> _TEXT EXTRACT_:
Powering Ethernet devices over data cabling
802.3af extends the benefits of Ethernet to markets in need of a simple, cost-effective networking solution
802.3af extends the benefits of Ethernet to markets in need of a simple, cost-effective networking solution.
The prime objective of the IEEE 802.3af task group is to develop a standardi that will extend the capability of Ethernet over twisted-pair. The implementation will allow power to be delivered along with data over 10BASE-T, 100BASE-T, and 1000BASE-T twisted-pair link segments.
The standard is poised to enable a new class of low-power Ethernet devices in markets where there are a plethora of proprietary vendor solutions in need of a unifying communication protocol and a common networking infrastructure. Examples include building automation systems, industrial and home automation, security access control and monitoring systems, lighting control, and entertainment equipment.

> _DATASET CONTENT_:
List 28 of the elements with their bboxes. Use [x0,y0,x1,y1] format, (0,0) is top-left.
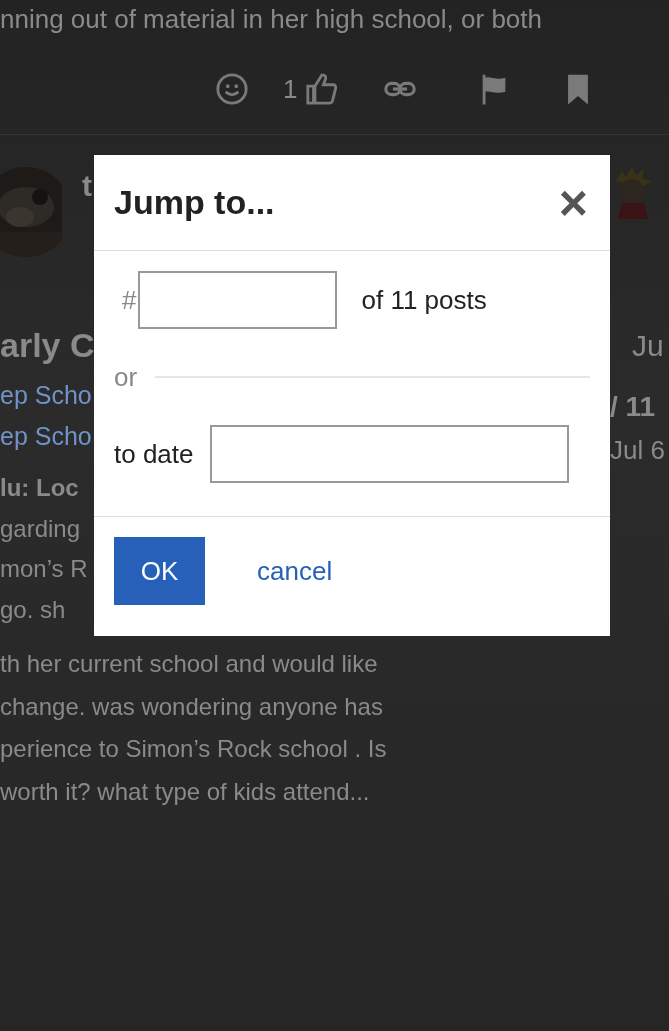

> _GIVEN INSTRUCTION_:
From the article on powering Ethernet devices, output the passage starting at "Powering Ethernet devices" and ending at "twisted-pair link segments.", copied word for word. The data come from a source separate from the article on powering Ethernet devices.

> _REPLY_:
Powering Ethernet devices over data cabling
802.3af extends the benefits of Ethernet to markets in need of a simple, cost-effective networking solution
802.3af extends the benefits of Ethernet to markets in need of a simple, cost-effective networking solution.
The prime objective of the IEEE 802.3af task group is to develop a standardi that will extend the capability of Ethernet over twisted-pair. The implementation will allow power to be delivered along with data over 10BASE-T, 100BASE-T, and 1000BASE-T twisted-pair link segments.